## [Task requirements]
Reproduce the items word for word, from the very first line through the line that contains "data-point xyxy=(445,587,463,605)", and stop there.

-- BEGIN --

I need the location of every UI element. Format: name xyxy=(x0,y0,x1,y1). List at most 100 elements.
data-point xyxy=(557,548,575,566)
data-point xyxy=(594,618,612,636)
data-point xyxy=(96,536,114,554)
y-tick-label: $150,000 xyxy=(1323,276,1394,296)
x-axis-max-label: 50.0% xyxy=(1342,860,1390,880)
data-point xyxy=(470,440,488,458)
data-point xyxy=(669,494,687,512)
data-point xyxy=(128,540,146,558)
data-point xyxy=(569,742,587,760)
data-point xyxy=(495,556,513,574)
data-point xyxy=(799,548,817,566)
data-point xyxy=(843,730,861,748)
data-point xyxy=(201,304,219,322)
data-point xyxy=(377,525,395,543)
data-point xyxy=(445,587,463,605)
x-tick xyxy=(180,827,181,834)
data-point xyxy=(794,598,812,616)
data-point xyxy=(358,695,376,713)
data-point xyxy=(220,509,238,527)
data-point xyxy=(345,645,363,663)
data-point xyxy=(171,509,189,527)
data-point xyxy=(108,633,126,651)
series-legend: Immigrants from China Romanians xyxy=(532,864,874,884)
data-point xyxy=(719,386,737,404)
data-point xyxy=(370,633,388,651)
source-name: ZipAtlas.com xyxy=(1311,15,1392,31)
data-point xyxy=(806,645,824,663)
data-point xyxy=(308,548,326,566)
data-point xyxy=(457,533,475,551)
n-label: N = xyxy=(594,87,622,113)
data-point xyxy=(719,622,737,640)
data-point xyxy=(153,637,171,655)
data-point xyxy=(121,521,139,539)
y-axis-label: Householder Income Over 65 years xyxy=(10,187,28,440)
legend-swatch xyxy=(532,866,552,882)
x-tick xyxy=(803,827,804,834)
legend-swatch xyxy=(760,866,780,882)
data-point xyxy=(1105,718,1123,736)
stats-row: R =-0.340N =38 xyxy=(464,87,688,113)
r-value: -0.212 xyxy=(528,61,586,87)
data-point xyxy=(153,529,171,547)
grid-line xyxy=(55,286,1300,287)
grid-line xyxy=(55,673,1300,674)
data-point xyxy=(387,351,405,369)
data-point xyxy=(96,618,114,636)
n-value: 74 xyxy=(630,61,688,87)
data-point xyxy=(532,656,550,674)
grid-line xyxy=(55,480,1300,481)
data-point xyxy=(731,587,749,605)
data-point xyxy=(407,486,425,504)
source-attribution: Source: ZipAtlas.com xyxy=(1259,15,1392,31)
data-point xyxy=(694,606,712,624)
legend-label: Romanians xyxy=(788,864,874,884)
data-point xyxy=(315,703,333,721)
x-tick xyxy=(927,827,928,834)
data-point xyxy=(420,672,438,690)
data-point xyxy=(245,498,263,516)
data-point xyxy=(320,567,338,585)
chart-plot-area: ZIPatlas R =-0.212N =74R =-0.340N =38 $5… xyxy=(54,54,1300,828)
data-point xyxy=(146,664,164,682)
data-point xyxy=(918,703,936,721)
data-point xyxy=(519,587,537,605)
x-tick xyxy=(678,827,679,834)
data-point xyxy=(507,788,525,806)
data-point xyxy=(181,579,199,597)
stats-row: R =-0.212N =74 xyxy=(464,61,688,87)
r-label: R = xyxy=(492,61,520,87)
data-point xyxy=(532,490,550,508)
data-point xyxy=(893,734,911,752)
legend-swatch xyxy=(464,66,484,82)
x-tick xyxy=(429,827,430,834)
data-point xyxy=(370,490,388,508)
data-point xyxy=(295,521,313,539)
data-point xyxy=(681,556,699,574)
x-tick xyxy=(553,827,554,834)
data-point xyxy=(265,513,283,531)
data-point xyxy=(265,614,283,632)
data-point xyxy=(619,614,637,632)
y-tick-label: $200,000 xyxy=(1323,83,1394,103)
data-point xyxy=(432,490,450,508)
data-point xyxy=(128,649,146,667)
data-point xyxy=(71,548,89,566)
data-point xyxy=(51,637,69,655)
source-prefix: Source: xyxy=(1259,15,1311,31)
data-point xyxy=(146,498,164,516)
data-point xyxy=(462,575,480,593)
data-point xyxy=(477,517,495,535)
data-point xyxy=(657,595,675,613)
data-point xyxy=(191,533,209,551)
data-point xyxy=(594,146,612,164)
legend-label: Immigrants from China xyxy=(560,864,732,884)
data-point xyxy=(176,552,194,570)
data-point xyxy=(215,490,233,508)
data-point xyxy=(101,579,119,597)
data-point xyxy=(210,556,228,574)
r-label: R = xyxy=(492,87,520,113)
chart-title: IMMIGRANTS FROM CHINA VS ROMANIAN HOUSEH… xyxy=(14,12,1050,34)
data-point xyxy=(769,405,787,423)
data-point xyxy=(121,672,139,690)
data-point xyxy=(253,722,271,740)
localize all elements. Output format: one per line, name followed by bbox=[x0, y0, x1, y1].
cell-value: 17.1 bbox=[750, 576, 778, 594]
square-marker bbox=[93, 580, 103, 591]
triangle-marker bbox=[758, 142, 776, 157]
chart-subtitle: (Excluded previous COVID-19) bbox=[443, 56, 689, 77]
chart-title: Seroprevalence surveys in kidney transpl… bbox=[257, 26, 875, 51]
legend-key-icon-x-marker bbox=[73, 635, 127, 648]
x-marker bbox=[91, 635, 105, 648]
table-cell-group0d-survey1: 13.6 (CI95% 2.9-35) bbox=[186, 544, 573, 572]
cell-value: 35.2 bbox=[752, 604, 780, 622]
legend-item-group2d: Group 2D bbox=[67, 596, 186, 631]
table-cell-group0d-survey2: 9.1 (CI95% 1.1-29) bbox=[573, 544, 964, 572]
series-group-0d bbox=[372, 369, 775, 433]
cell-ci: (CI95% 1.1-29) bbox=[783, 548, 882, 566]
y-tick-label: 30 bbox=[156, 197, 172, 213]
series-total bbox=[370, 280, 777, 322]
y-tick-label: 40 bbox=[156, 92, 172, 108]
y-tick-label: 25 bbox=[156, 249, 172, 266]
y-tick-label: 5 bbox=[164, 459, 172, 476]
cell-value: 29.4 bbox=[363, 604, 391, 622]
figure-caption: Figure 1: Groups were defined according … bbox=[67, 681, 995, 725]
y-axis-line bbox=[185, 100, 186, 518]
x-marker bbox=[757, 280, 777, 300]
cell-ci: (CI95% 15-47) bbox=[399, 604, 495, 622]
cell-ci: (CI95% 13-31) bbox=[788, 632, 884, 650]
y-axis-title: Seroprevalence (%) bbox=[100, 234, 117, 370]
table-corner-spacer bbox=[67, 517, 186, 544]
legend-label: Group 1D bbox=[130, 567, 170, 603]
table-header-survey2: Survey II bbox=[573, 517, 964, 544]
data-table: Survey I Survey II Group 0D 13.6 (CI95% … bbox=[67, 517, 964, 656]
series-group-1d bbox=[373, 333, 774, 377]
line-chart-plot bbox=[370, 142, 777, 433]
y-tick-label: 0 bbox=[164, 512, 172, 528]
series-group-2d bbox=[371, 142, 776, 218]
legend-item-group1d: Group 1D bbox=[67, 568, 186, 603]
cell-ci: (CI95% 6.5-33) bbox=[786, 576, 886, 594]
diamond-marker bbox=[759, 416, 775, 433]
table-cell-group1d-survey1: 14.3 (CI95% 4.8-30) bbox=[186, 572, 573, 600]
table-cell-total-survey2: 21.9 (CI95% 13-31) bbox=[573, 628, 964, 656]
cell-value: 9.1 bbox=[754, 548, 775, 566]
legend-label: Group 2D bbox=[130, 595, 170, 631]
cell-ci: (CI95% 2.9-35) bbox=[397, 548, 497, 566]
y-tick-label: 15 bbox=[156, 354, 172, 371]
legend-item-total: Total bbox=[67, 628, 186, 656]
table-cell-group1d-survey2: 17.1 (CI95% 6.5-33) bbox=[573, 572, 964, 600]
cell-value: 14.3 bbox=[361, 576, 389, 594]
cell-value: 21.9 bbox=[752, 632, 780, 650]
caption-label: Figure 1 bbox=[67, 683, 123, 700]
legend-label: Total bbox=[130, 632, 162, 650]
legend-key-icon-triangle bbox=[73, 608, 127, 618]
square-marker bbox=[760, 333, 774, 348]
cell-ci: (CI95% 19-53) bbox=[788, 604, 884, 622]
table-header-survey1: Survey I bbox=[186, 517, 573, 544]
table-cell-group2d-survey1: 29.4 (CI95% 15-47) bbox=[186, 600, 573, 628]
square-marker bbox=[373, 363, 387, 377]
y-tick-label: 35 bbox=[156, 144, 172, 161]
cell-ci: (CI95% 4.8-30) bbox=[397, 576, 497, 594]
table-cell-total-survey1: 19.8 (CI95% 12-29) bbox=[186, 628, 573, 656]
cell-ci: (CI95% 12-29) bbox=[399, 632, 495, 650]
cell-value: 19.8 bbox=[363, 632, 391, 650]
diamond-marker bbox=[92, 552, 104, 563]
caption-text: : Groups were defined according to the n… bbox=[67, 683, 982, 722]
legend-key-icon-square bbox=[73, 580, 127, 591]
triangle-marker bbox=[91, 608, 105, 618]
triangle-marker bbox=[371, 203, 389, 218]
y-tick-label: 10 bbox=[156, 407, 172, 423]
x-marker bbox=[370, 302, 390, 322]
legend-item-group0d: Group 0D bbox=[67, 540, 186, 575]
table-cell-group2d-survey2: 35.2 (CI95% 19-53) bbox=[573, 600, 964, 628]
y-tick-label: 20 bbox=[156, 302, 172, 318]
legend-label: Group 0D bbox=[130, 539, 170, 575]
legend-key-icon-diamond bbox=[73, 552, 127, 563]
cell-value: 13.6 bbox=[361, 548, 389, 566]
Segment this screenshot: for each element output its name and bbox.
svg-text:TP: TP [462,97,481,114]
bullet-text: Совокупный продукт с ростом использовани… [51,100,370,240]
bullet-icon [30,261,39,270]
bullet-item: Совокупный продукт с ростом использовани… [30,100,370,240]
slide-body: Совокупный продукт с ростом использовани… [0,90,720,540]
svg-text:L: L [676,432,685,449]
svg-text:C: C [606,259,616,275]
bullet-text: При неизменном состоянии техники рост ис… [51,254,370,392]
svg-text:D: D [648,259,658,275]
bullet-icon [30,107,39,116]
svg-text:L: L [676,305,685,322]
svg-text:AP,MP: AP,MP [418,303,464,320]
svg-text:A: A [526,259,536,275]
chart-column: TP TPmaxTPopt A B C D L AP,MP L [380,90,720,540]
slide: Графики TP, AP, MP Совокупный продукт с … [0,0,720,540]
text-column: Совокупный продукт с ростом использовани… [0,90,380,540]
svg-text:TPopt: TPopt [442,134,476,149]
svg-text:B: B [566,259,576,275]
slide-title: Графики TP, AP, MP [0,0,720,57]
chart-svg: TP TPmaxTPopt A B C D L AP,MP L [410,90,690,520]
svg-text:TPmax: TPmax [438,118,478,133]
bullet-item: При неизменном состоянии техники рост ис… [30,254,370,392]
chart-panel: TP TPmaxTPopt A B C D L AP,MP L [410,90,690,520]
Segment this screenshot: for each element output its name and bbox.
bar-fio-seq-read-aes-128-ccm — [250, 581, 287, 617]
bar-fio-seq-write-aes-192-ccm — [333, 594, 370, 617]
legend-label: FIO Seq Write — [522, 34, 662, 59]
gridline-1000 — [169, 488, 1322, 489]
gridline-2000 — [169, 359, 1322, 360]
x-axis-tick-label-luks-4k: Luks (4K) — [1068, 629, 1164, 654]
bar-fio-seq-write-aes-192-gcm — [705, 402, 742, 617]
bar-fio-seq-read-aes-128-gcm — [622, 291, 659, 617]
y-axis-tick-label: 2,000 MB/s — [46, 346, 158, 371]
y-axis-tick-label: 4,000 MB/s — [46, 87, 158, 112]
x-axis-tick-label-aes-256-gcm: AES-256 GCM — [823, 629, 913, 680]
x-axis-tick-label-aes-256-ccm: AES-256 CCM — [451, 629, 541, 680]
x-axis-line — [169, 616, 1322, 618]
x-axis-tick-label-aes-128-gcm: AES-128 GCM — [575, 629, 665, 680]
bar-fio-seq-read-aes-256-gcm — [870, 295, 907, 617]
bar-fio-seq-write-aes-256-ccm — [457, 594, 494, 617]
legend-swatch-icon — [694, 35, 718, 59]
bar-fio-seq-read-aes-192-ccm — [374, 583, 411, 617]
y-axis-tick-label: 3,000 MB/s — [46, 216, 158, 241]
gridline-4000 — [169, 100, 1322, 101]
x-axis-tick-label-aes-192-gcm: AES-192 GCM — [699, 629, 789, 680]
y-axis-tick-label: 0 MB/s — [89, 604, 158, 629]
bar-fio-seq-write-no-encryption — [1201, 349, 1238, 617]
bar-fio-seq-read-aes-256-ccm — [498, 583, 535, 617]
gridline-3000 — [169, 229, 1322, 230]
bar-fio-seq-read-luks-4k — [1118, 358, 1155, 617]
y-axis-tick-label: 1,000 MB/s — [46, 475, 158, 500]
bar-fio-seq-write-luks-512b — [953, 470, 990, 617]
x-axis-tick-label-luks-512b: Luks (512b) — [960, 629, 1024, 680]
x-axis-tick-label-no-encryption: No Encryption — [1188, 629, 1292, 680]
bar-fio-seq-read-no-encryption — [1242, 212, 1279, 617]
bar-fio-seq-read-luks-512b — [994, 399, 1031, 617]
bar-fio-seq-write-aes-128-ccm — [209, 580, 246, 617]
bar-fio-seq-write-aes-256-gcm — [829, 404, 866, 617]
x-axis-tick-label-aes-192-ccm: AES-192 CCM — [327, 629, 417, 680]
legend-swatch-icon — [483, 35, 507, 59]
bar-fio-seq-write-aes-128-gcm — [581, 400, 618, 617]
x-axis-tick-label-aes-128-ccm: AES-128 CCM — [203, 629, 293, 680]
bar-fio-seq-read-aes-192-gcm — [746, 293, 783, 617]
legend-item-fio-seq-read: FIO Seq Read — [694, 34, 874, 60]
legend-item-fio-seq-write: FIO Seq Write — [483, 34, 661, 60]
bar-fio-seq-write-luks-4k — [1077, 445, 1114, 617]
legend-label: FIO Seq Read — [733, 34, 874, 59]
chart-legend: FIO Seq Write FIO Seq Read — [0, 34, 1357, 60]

-- END --

## [Finished task]
I need the location of every UI element. Format: name xyxy=(x0,y0,x1,y1). List at most 100 elements.
data-point xyxy=(557,548,575,566)
data-point xyxy=(594,618,612,636)
data-point xyxy=(96,536,114,554)
y-tick-label: $150,000 xyxy=(1323,276,1394,296)
x-axis-max-label: 50.0% xyxy=(1342,860,1390,880)
data-point xyxy=(470,440,488,458)
data-point xyxy=(669,494,687,512)
data-point xyxy=(128,540,146,558)
data-point xyxy=(569,742,587,760)
data-point xyxy=(495,556,513,574)
data-point xyxy=(799,548,817,566)
data-point xyxy=(843,730,861,748)
data-point xyxy=(201,304,219,322)
data-point xyxy=(377,525,395,543)
data-point xyxy=(445,587,463,605)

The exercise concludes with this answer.